Material provided -
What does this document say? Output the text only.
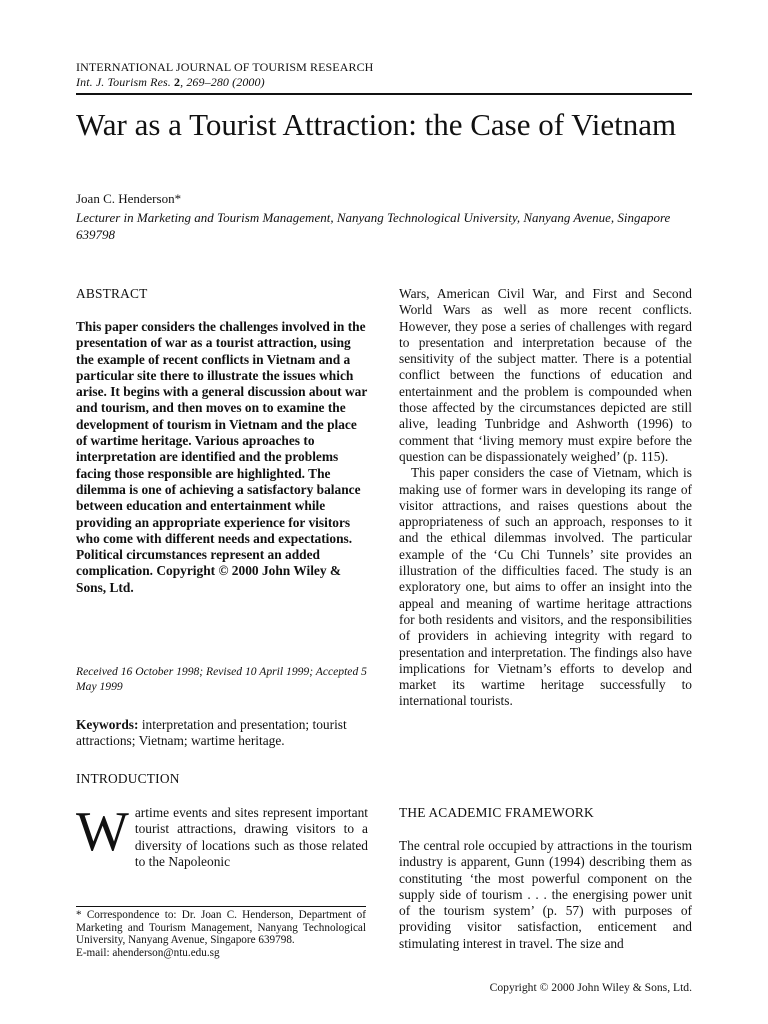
INTERNATIONAL JOURNAL OF TOURISM RESEARCH
Int. J. Tourism Res. 2, 269–280 (2000)
War as a Tourist Attraction: the Case of Vietnam
Joan C. Henderson*
Lecturer in Marketing and Tourism Management, Nanyang Technological University, Nanyang Avenue, Singapore 639798
ABSTRACT
This paper considers the challenges involved in the presentation of war as a tourist attraction, using the example of recent conflicts in Vietnam and a particular site there to illustrate the issues which arise. It begins with a general discussion about war and tourism, and then moves on to examine the development of tourism in Vietnam and the place of wartime heritage. Various aproaches to interpretation are identified and the problems facing those responsible are highlighted. The dilemma is one of achieving a satisfactory balance between education and entertainment while providing an appropriate experience for visitors who come with different needs and expectations. Political circumstances represent an added complication. Copyright © 2000 John Wiley & Sons, Ltd.
Received 16 October 1998; Revised 10 April 1999; Accepted 5 May 1999
Keywords: interpretation and presentation; tourist attractions; Vietnam; wartime heritage.
INTRODUCTION
Wartime events and sites represent important tourist attractions, drawing visitors to a diversity of locations such as those related to the Napoleonic
* Correspondence to: Dr. Joan C. Henderson, Department of Marketing and Tourism Management, Nanyang Technological University, Nanyang Avenue, Singapore 639798.
E-mail: ahenderson@ntu.edu.sg
Wars, American Civil War, and First and Second World Wars as well as more recent conflicts. However, they pose a series of challenges with regard to presentation and interpretation because of the sensitivity of the subject matter. There is a potential conflict between the functions of education and entertainment and the problem is compounded when those affected by the circumstances depicted are still alive, leading Tunbridge and Ashworth (1996) to comment that ‘living memory must expire before the question can be dispassionately weighed’ (p. 115).
This paper considers the case of Vietnam, which is making use of former wars in developing its range of visitor attractions, and raises questions about the appropriateness of such an approach, responses to it and the ethical dilemmas involved. The particular example of the ‘Cu Chi Tunnels’ site provides an illustration of the difficulties faced. The study is an exploratory one, but aims to offer an insight into the appeal and meaning of wartime heritage attractions for both residents and visitors, and the responsibilities of providers in achieving integrity with regard to presentation and interpretation. The findings also have implications for Vietnam’s efforts to develop and market its wartime heritage successfully to international tourists.
THE ACADEMIC FRAMEWORK
The central role occupied by attractions in the tourism industry is apparent, Gunn (1994) describing them as constituting ‘the most powerful component on the supply side of tourism . . . the energising power unit of the tourism system’ (p. 57) with purposes of providing visitor satisfaction, enticement and stimulating interest in travel. The size and
Copyright © 2000 John Wiley & Sons, Ltd.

Prompt - Pictures are excluded; output everything else in the data verbatim.

Output of the task -
What does this document say? Output the text only.
INTERNATIONAL JOURNAL OF TOURISM RESEARCH
Int. J. Tourism Res. 2, 269–280 (2000)
War as a Tourist Attraction: the Case of Vietnam
Joan C. Henderson*
Lecturer in Marketing and Tourism Management, Nanyang Technological University, Nanyang Avenue, Singapore 639798
ABSTRACT
This paper considers the challenges involved in the presentation of war as a tourist attraction, using the example of recent conflicts in Vietnam and a particular site there to illustrate the issues which arise. It begins with a general discussion about war and tourism, and then moves on to examine the development of tourism in Vietnam and the place of wartime heritage. Various aproaches to interpretation are identified and the problems facing those responsible are highlighted. The dilemma is one of achieving a satisfactory balance between education and entertainment while providing an appropriate experience for visitors who come with different needs and expectations. Political circumstances represent an added complication. Copyright © 2000 John Wiley & Sons, Ltd.
Received 16 October 1998; Revised 10 April 1999; Accepted 5 May 1999
Keywords: interpretation and presentation; tourist attractions; Vietnam; wartime heritage.
INTRODUCTION
Wartime events and sites represent important tourist attractions, drawing visitors to a diversity of locations such as those related to the Napoleonic
* Correspondence to: Dr. Joan C. Henderson, Department of Marketing and Tourism Management, Nanyang Technological University, Nanyang Avenue, Singapore 639798.
E-mail: ahenderson@ntu.edu.sg
Wars, American Civil War, and First and Second World Wars as well as more recent conflicts. However, they pose a series of challenges with regard to presentation and interpretation because of the sensitivity of the subject matter. There is a potential conflict between the functions of education and entertainment and the problem is compounded when those affected by the circumstances depicted are still alive, leading Tunbridge and Ashworth (1996) to comment that ‘living memory must expire before the question can be dispassionately weighed’ (p. 115).
This paper considers the case of Vietnam, which is making use of former wars in developing its range of visitor attractions, and raises questions about the appropriateness of such an approach, responses to it and the ethical dilemmas involved. The particular example of the ‘Cu Chi Tunnels’ site provides an illustration of the difficulties faced. The study is an exploratory one, but aims to offer an insight into the appeal and meaning of wartime heritage attractions for both residents and visitors, and the responsibilities of providers in achieving integrity with regard to presentation and interpretation. The findings also have implications for Vietnam’s efforts to develop and market its wartime heritage successfully to international tourists.
THE ACADEMIC FRAMEWORK
The central role occupied by attractions in the tourism industry is apparent, Gunn (1994) describing them as constituting ‘the most powerful component on the supply side of tourism . . . the energising power unit of the tourism system’ (p. 57) with purposes of providing visitor satisfaction, enticement and stimulating interest in travel. The size and
Copyright © 2000 John Wiley & Sons, Ltd.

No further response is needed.